Copy out every line that contains "bolts".

→ **RECORD EXTRACTS**

==*==

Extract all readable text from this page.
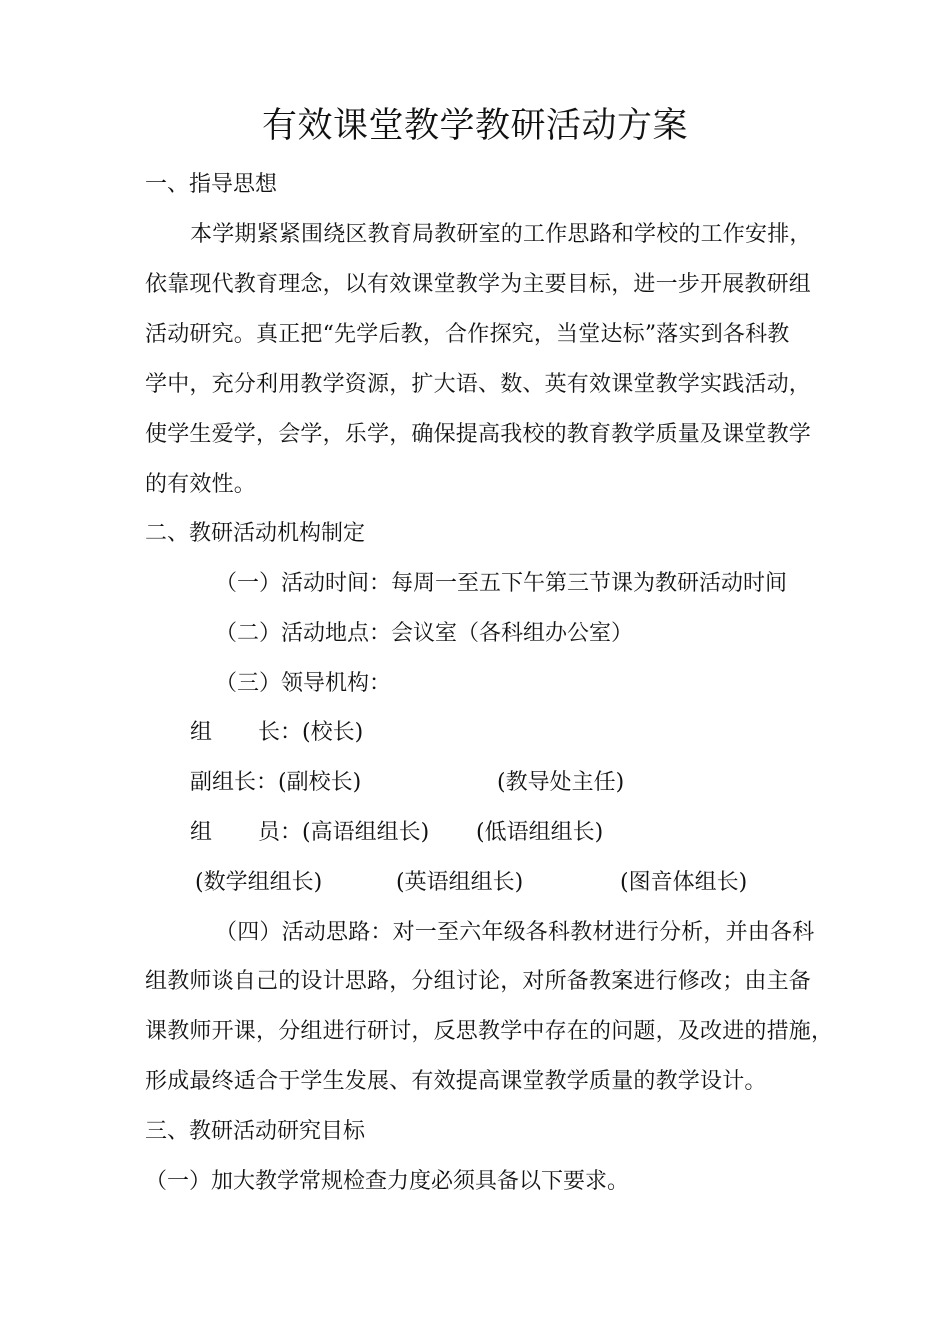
有效课堂教学教研活动方案
一、指导思想
本学期紧紧围绕区教育局教研室的工作思路和学校的工作安排，
依靠现代教育理念，以有效课堂教学为主要目标，进一步开展教研组
活动研究。真正把“先学后教，合作探究，当堂达标”落实到各科教
学中，充分利用教学资源，扩大语、数、英有效课堂教学实践活动，
使学生爱学，会学，乐学，确保提高我校的教育教学质量及课堂教学
的有效性。
二、教研活动机构制定
（一）活动时间：每周一至五下午第三节课为教研活动时间
（二）活动地点：会议室（各科组办公室）
（三）领导机构：
组 长：(校长)
副组长：(副校长)	(教导处主任)
组 员：(高语组组长) (低语组组长)
(数学组组长)	(英语组组长)	(图音体组长)
（四）活动思路：对一至六年级各科教材进行分析，并由各科
组教师谈自己的设计思路，分组讨论，对所备教案进行修改；由主备
课教师开课，分组进行研讨，反思教学中存在的问题，及改进的措施，
形成最终适合于学生发展、有效提高课堂教学质量的教学设计。
三、教研活动研究目标
（一）加大教学常规检查力度必须具备以下要求。
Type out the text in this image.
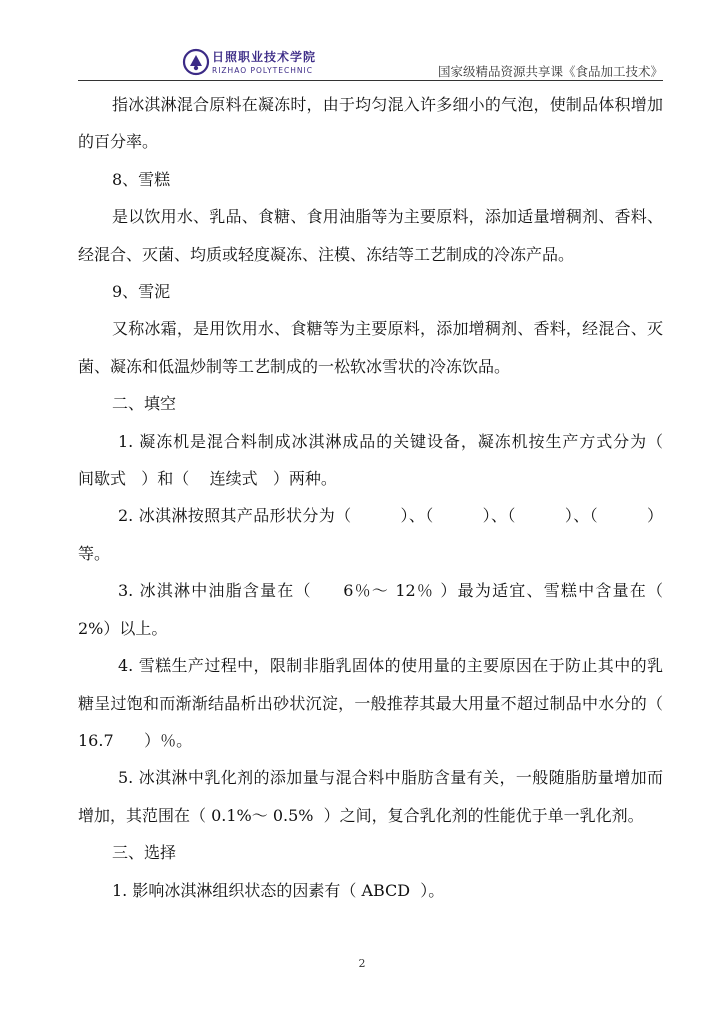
日照职业技术学院
RIZHAO POLYTECHNIC	国家级精品资源共享课《食品加工技术》

指冰淇淋混合原料在凝冻时，由于均匀混入许多细小的气泡，使制品体积增加的百分率。

8、雪糕

是以饮用水、乳品、食糖、食用油脂等为主要原料，添加适量增稠剂、香料、经混合、灭菌、均质或轻度凝冻、注模、冻结等工艺制成的冷冻产品。

9、雪泥

又称冰霜，是用饮用水、食糖等为主要原料，添加增稠剂、香料，经混合、灭菌、凝冻和低温炒制等工艺制成的一松软冰雪状的冷冻饮品。

二、填空

1. 凝冻机是混合料制成冰淇淋成品的关键设备，凝冻机按生产方式分为（    间歇式   ）和（    连续式   ）两种。

2. 冰淇淋按照其产品形状分为（         ）、（         ）、（         ）、（         ）等。

3. 冰淇淋中油脂含量在（     6％～ 12％ ）最为适宜、雪糕中含量在（        2%）以上。

4. 雪糕生产过程中，限制非脂乳固体的使用量的主要原因在于防止其中的乳糖呈过饱和而渐渐结晶析出砂状沉淀，一般推荐其最大用量不超过制品中水分的（   16.7      ）％。

5. 冰淇淋中乳化剂的添加量与混合料中脂肪含量有关，一般随脂肪量增加而增加，其范围在（ 0.1%～ 0.5%  ）之间，复合乳化剂的性能优于单一乳化剂。

三、选择

1. 影响冰淇淋组织状态的因素有（ ABCD  ）。

2
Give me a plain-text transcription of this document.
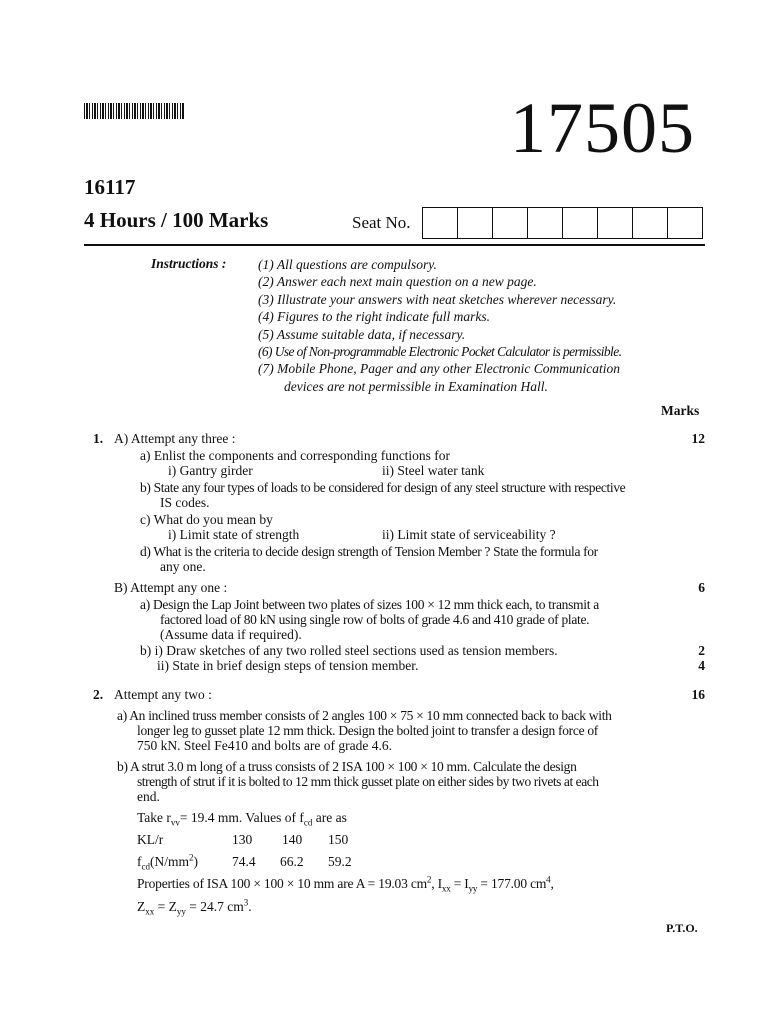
17505
16117
4 Hours / 100 Marks	Seat No.
Instructions : (1) All questions are compulsory.
(2) Answer each next main question on a new page.
(3) Illustrate your answers with neat sketches wherever necessary.
(4) Figures to the right indicate full marks.
(5) Assume suitable data, if necessary.
(6) Use of Non-programmable Electronic Pocket Calculator is permissible.
(7) Mobile Phone, Pager and any other Electronic Communication
devices are not permissible in Examination Hall.
Marks
1. A) Attempt any three :	12
a) Enlist the components and corresponding functions for
i) Gantry girder	ii) Steel water tank
b) State any four types of loads to be considered for design of any steel structure with respective
IS codes.
c) What do you mean by
i) Limit state of strength	ii) Limit state of serviceability ?
d) What is the criteria to decide design strength of Tension Member ? State the formula for
any one.
B) Attempt any one :	6
a) Design the Lap Joint between two plates of sizes 100 × 12 mm thick each, to transmit a
factored load of 80 kN using single row of bolts of grade 4.6 and 410 grade of plate.
(Assume data if required).
b) i) Draw sketches of any two rolled steel sections used as tension members.	2
ii) State in brief design steps of tension member.	4
2. Attempt any two :	16
a) An inclined truss member consists of 2 angles 100 × 75 × 10 mm connected back to back with
longer leg to gusset plate 12 mm thick. Design the bolted joint to transfer a design force of
750 kN. Steel Fe410 and bolts are of grade 4.6.
b) A strut 3.0 m long of a truss consists of 2 ISA 100 × 100 × 10 mm. Calculate the design
strength of strut if it is bolted to 12 mm thick gusset plate on either sides by two rivets at each
end.
Take $r_{vv}= 19.4$ mm. Values of $f_{cd}$ are as
KL/r	130 140 150
$f_{cd}(N/mm^2)$	74.4 66.2 59.2
Properties of ISA 100 × 100 × 10 mm are A = 19.03 $cm^2$, $I_{xx} = I_{yy} = 177.00$ $cm^4$,
$Z_{xx} = Z_{yy} = 24.7$ $cm^3$.
P.T.O.
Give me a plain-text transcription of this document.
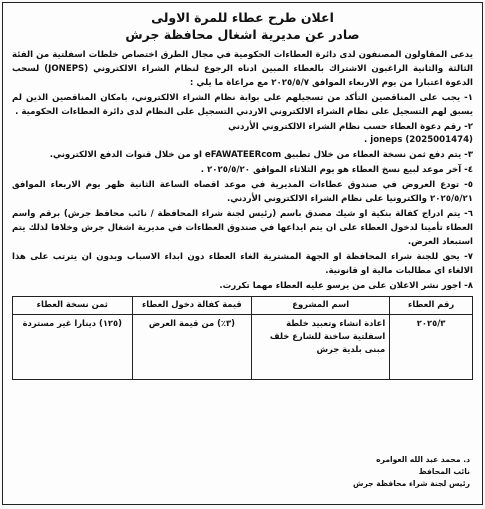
اعلان طرح عطاء للمرة الاولى
صادر عن مديرية اشغال محافظة جرش
يدعى المقاولون المصنفون لدى دائرة العطاءات الحكومية في مجال الطرق اختصاص خلطات اسفلتية من الفئة الثالثة والثانية الراغبون الاشتراك بالعطاء المبين ادناه الرجوع لنظام الشراء الالكتروني (JONEPS) لسحب الدعوة اعتبارا من يوم الاربعاء الموافق ٢٠٢٥/٥/٧ مع مراعاة ما يلي :
١- يجب على المناقصين التأكد من تسجيلهم على بوابة نظام الشراء الالكتروني، بامكان المناقصين الذين لم يسبق لهم التسجيل على نظام الشراء الالكتروني الاردني التسجيل على النظام لدى دائرة العطاءات الحكومية .
٢- رقم دعوة العطاء حسب نظام الشراء الالكتروني الأردني
joneps (2025001474) .
٣- يتم دفع ثمن نسخة العطاء من خلال تطبيق eFAWATEERcom او من خلال قنوات الدفع الالكتروني.
٤- آخر موعد لبيع نسخ العطاء هو يوم الثلاثاء الموافق ٢٠٢٥/٥/٢٠ .
٥- تودع العروض في صندوق عطاءات المديرية في موعد اقصاه الساعة الثانية ظهر يوم الاربعاء الموافق ٢٠٢٥/٥/٢١ والكترونيا على نظام الشراء الالكتروني الأردني.
٦- يتم ادراج كفالة بنكية او شيك مصدق باسم (رئيس لجنة شراء المحافظة / نائب محافظ جرش) برقم واسم العطاء تأمينا لدخول العطاء على ان يتم ايداعها في صندوق العطاءات في مديرية اشغال جرش وخلافا لذلك يتم استبعاد العرض.
٧- يحق للجنة شراء المحافظة او الجهة المشترية الغاء العطاء دون ابداء الاسباب وبدون ان يترتب على هذا الالغاء اي مطالبات مالية او قانونية.
٨- اجور نشر الاعلان على من يرسو عليه العطاء مهما تكررت.
رقم العطاء	اسم المشروع	قيمة كفالة دخول العطاء	ثمن نسخة العطاء
٢٠٢٥/٣	اعادة انشاء وتعبيد خلطة اسفلتية ساخنة للشارع خلف مبنى بلدية جرش	(٣٪) من قيمة العرض	(١٢٥) دينارا غير مستردة
د. محمد عبد الله العوامره
نائب المحافظ
رئيس لجنة شراء محافظة جرش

==*==

→ **WRITTEN SOLUTION**
factored load of 80 kN using single row of bolts of grade 4.6 and 410 grade of plate.
750 kN. Steel Fe410 and bolts are of grade 4.6.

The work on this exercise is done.